%%
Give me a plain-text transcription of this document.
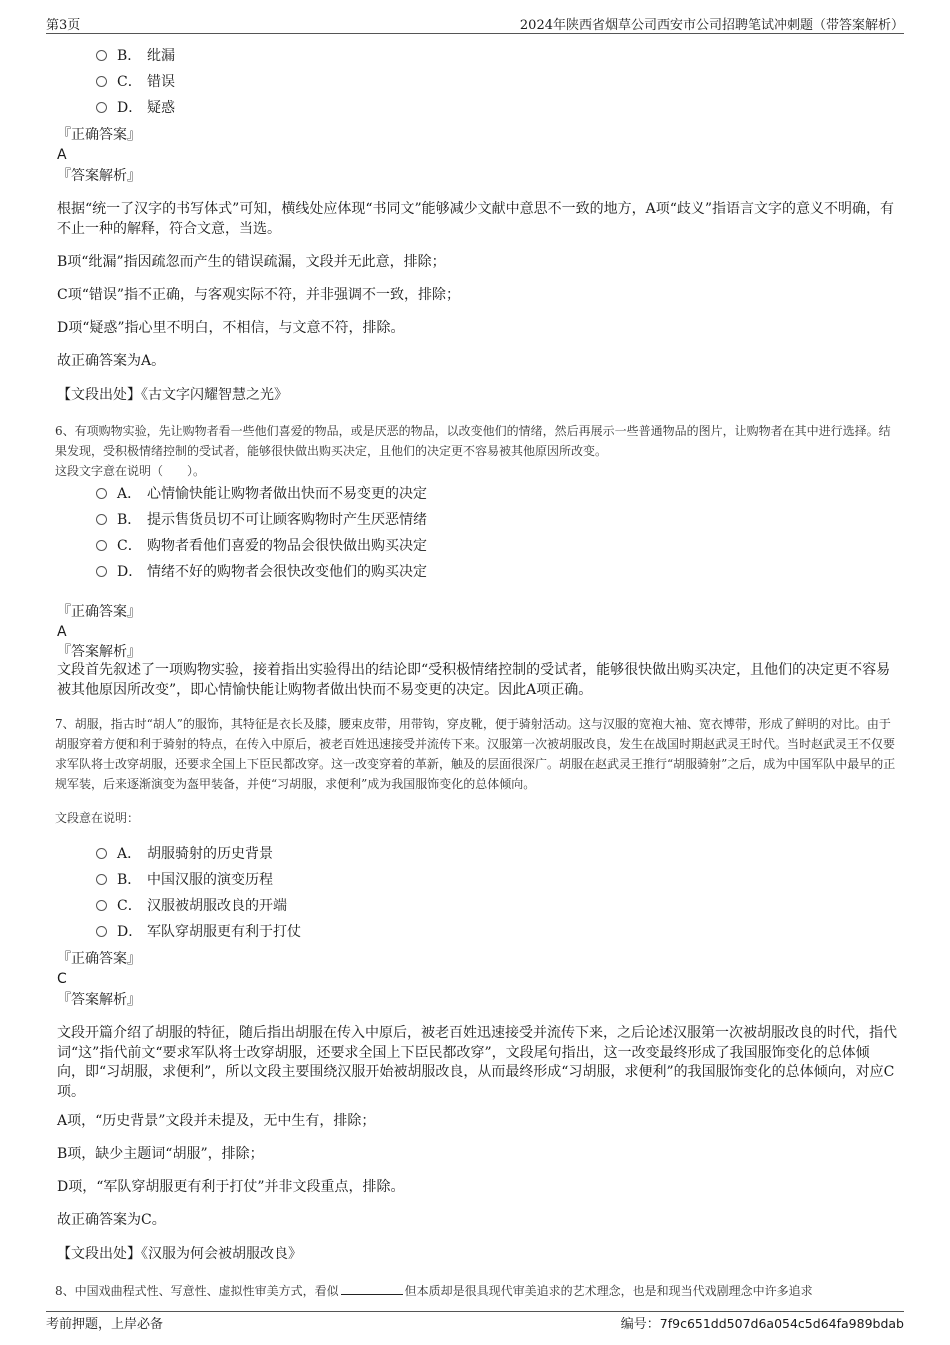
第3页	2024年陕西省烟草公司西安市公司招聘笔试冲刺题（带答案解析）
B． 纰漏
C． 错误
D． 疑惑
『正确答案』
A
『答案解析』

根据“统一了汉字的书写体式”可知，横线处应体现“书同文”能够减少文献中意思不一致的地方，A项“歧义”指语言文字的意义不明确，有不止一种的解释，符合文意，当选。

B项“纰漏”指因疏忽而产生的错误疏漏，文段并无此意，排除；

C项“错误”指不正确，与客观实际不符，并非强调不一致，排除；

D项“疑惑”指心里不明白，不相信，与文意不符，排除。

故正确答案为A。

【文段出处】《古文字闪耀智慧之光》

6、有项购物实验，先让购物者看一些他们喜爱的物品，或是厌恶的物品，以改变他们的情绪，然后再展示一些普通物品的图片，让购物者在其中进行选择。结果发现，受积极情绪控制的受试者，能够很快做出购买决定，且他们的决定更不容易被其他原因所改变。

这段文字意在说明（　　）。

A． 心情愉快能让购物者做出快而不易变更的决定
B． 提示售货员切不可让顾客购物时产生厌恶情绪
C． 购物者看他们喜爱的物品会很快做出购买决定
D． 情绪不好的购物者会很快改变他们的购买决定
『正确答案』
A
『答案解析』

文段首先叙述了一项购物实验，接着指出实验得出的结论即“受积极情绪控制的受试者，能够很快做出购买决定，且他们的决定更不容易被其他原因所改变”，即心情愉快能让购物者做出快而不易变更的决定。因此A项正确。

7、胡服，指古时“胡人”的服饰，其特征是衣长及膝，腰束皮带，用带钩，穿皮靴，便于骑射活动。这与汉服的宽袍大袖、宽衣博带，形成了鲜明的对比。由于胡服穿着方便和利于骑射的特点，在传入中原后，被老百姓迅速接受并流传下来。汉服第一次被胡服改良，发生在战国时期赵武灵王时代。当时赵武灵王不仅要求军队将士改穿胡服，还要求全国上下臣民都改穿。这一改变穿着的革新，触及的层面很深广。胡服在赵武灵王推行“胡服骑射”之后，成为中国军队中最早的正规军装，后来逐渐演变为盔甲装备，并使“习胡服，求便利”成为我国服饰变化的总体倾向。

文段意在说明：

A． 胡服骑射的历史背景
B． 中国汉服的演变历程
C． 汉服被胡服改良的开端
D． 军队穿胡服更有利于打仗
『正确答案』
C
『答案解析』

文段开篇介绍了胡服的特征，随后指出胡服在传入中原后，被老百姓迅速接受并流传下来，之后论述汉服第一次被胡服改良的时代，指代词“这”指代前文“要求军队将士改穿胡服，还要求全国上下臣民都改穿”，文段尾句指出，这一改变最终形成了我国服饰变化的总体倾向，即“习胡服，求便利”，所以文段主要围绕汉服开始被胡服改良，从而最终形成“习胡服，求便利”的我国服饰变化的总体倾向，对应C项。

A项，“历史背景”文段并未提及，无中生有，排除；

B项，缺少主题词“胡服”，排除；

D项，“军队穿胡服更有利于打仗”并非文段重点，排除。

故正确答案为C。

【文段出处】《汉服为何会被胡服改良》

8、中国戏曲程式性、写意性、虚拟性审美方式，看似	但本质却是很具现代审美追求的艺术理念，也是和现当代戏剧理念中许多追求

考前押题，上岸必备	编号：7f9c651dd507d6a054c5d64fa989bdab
%%
__WHAT YOU ARE ASKED TO DO__. Repeat the material above word for word, please, apart from its images.

__WRITTEN ANSWER__.
Give me a plain-text transcription of this document.
第3页	2024年陕西省烟草公司西安市公司招聘笔试冲刺题（带答案解析）
B． 纰漏
C． 错误
D． 疑惑
『正确答案』
A
『答案解析』

根据“统一了汉字的书写体式”可知，横线处应体现“书同文”能够减少文献中意思不一致的地方，A项“歧义”指语言文字的意义不明确，有不止一种的解释，符合文意，当选。

B项“纰漏”指因疏忽而产生的错误疏漏，文段并无此意，排除；

C项“错误”指不正确，与客观实际不符，并非强调不一致，排除；

D项“疑惑”指心里不明白，不相信，与文意不符，排除。

故正确答案为A。

【文段出处】《古文字闪耀智慧之光》

6、有项购物实验，先让购物者看一些他们喜爱的物品，或是厌恶的物品，以改变他们的情绪，然后再展示一些普通物品的图片，让购物者在其中进行选择。结果发现，受积极情绪控制的受试者，能够很快做出购买决定，且他们的决定更不容易被其他原因所改变。

这段文字意在说明（　　）。

A． 心情愉快能让购物者做出快而不易变更的决定
B． 提示售货员切不可让顾客购物时产生厌恶情绪
C． 购物者看他们喜爱的物品会很快做出购买决定
D． 情绪不好的购物者会很快改变他们的购买决定
『正确答案』
A
『答案解析』

文段首先叙述了一项购物实验，接着指出实验得出的结论即“受积极情绪控制的受试者，能够很快做出购买决定，且他们的决定更不容易被其他原因所改变”，即心情愉快能让购物者做出快而不易变更的决定。因此A项正确。

7、胡服，指古时“胡人”的服饰，其特征是衣长及膝，腰束皮带，用带钩，穿皮靴，便于骑射活动。这与汉服的宽袍大袖、宽衣博带，形成了鲜明的对比。由于胡服穿着方便和利于骑射的特点，在传入中原后，被老百姓迅速接受并流传下来。汉服第一次被胡服改良，发生在战国时期赵武灵王时代。当时赵武灵王不仅要求军队将士改穿胡服，还要求全国上下臣民都改穿。这一改变穿着的革新，触及的层面很深广。胡服在赵武灵王推行“胡服骑射”之后，成为中国军队中最早的正规军装，后来逐渐演变为盔甲装备，并使“习胡服，求便利”成为我国服饰变化的总体倾向。

文段意在说明：

A． 胡服骑射的历史背景
B． 中国汉服的演变历程
C． 汉服被胡服改良的开端
D． 军队穿胡服更有利于打仗
『正确答案』
C
『答案解析』

文段开篇介绍了胡服的特征，随后指出胡服在传入中原后，被老百姓迅速接受并流传下来，之后论述汉服第一次被胡服改良的时代，指代词“这”指代前文“要求军队将士改穿胡服，还要求全国上下臣民都改穿”，文段尾句指出，这一改变最终形成了我国服饰变化的总体倾向，即“习胡服，求便利”，所以文段主要围绕汉服开始被胡服改良，从而最终形成“习胡服，求便利”的我国服饰变化的总体倾向，对应C项。

A项，“历史背景”文段并未提及，无中生有，排除；

B项，缺少主题词“胡服”，排除；

D项，“军队穿胡服更有利于打仗”并非文段重点，排除。

故正确答案为C。

【文段出处】《汉服为何会被胡服改良》

8、中国戏曲程式性、写意性、虚拟性审美方式，看似	但本质却是很具现代审美追求的艺术理念，也是和现当代戏剧理念中许多追求

考前押题，上岸必备	编号：7f9c651dd507d6a054c5d64fa989bdab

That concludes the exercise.